--- Start ---
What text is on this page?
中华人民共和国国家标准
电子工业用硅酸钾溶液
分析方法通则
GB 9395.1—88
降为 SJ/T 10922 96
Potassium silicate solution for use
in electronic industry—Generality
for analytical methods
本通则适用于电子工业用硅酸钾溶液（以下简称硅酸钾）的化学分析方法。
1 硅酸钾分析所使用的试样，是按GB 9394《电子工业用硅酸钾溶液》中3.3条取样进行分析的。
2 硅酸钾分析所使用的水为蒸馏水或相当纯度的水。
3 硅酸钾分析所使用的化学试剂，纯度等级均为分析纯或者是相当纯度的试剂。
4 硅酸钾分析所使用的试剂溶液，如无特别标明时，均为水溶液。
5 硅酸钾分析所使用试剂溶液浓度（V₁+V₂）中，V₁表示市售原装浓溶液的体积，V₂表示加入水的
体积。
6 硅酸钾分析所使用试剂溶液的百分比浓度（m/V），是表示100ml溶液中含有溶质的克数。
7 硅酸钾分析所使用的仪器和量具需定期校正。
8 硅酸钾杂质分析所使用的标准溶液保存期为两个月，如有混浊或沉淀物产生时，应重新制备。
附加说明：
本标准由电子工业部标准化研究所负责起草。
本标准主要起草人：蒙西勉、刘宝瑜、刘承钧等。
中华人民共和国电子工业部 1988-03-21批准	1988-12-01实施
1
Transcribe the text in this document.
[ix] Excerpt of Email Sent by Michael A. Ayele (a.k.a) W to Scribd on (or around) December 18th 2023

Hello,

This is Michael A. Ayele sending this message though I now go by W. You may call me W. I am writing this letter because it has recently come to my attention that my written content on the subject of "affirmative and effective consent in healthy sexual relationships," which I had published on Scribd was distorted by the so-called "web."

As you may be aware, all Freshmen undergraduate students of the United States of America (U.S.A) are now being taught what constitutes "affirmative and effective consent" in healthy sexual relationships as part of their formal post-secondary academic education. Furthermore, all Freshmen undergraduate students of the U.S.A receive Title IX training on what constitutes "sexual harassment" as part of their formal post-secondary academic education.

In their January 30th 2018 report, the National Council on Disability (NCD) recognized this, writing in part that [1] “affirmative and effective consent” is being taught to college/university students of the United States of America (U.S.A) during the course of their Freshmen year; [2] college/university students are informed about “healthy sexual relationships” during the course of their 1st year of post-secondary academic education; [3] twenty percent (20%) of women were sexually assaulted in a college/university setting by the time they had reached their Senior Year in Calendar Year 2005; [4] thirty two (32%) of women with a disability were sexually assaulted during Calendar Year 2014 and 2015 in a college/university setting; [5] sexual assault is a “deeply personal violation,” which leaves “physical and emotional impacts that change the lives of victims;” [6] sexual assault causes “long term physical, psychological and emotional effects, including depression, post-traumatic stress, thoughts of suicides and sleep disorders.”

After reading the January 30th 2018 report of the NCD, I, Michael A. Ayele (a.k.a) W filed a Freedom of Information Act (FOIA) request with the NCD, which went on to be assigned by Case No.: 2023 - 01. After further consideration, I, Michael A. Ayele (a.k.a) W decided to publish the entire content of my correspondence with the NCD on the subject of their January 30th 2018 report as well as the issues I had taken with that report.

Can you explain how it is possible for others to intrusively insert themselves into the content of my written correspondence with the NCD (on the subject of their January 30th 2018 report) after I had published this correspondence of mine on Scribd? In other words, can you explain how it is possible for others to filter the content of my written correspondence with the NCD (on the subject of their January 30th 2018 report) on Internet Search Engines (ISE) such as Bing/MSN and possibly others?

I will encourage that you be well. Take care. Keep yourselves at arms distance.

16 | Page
--- End ---
### Directions for this task
Where a line in the material above holds "Scribd", copy that line.

### Result
[ix] Excerpt of Email Sent by Michael A. Ayele (a.k.a) W to Scribd on (or around) December 18th 2023
This is Michael A. Ayele sending this message though I now go by W. You may call me W. I am writing this letter because it has recently come to my attention that my written content on the subject of "affirmative and effective consent in healthy sexual relationships," which I had published on Scribd was distorted by the so-called "web."
Can you explain how it is possible for others to intrusively insert themselves into the content of my written correspondence with the NCD (on the subject of their January 30th 2018 report) after I had published this correspondence of mine on Scribd? In other words, can you explain how it is possible for others to filter the content of my written correspondence with the NCD (on the subject of their January 30th 2018 report) on Internet Search Engines (ISE) such as Bing/MSN and possibly others?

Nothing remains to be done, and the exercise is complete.